# leasing from Weyerhaeuser or Rayonier



## oldfatbubba (Apr 22, 2018)

I would love to hear feedback from anyone that has previously or is currently leasing land from either of these two companies.  How was the experience?


----------



## baddave (Apr 22, 2018)

i lease 84 ac.in taliaferro .. no real bad experiences .. they can send some real hate mail if you're close on time for payment .. and i know it might not mean much, but the people that replanted( about 7 yr ago) had to be drunk .. made all kinds of s-curves .. seen this land cut and replanted now 3 times in last 45 years


----------



## oldfatbubba (Apr 22, 2018)

Thanks, Dave.  Which company is it?  Have they ever cut it during hunting season?


----------



## GottaGetOutdoors (Apr 26, 2018)

Your experience with either timber company depends largely on the forester assigned to manage your lease. Most are courteous and professional but are there to dictate corporate pricing and collect your money. He/she has little flexibility to negotiate lease rates, get roads repaired, or gate roads. But they can at least help mitigate to some degree if there is a problem.

Weyerhaeuser's forest management practices (harvest, planting, timber stand improvement) show more consideration for wildlife habitat. Not so for Rayonier. Rayonier's forest management practices show little regard for wildlife habitat or for how their practices impact your hunt club. That is not a criticism. Just my experience. But a good forester can make it a worthwhile endeavor to lease from Rayonier despite their poor wildlife management practices.


----------



## oldfatbubba (Apr 26, 2018)

GottaGetOutdoors said:


> Your experience with either timber company depends largely on the forester assigned to manage your lease. Most are courteous and professional but are there to dictate corporate pricing and collect your money. He/she has little flexibility to negotiate lease rates, get roads repaired, or gate roads. But they can at least help mitigate to some degree if there is a problem.
> 
> Weyerhaeuser's forest management practices (harvest, planting, timber stand improvement) show more consideration for wildlife habitat. Not so for Rayonier. Rayonier's forest management practices show little regard for wildlife habitat or for how their practices impact your hunt club. That is not a criticism. Just my experience. But a good forester can make it a worthwhile endeavor to lease from Rayonier despite their poor wildlife management practices.


 
Thank you.  Very helpful!


----------

[DATA LINES]:
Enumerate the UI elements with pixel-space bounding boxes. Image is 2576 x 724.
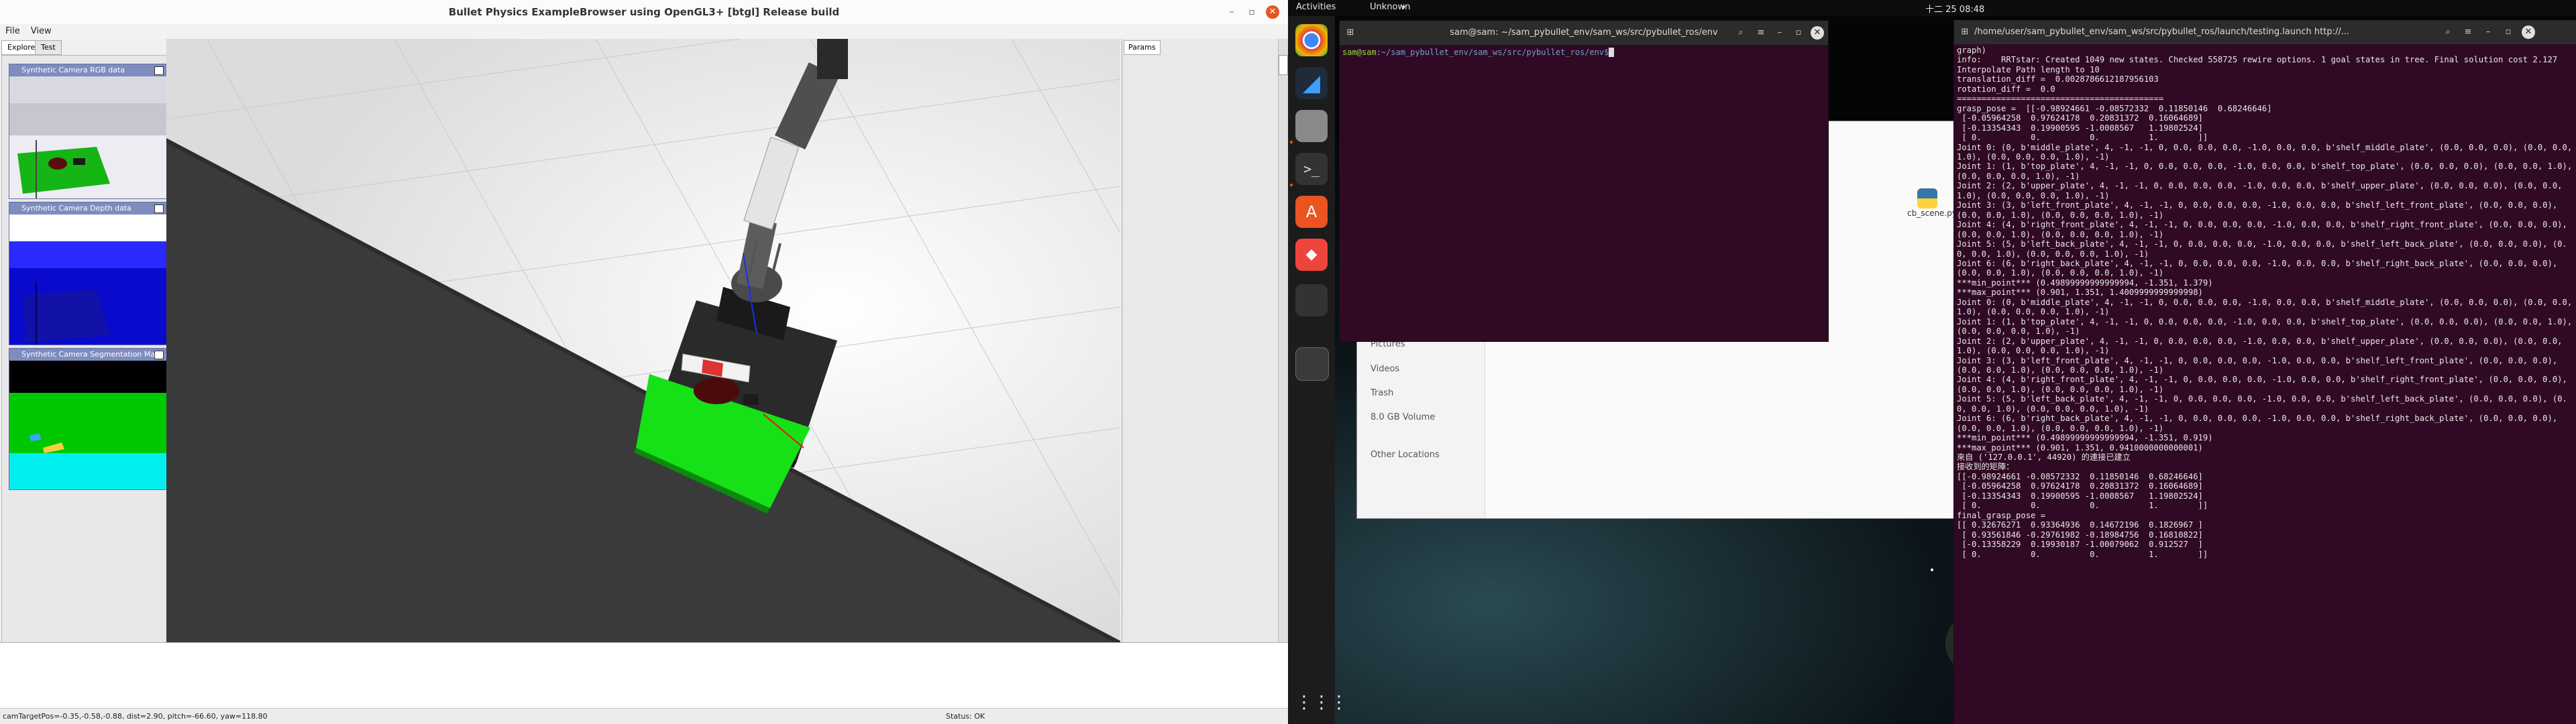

[PROBLEM REQUIREMENTS]:
Summarize the forum thread on leasing from Weyerhaeuser or Rayonier in two sentences.

[ANSWER IN FULL]:
A poster asks for feedback on leasing land from Weyerhaeuser or Rayonier, and baddave, who leases 84 acres in Taliaferro, reports no real bad experiences apart from harsh mail when payment time is close. GottaGetOutdoors says the experience depends largely on the assigned forester, who has little flexibility on rates, roads, or gates, and finds Weyerhaeuser's practices more considerate of wildlife habitat than Rayonier's, though a good forester can still make a Rayonier lease worthwhile.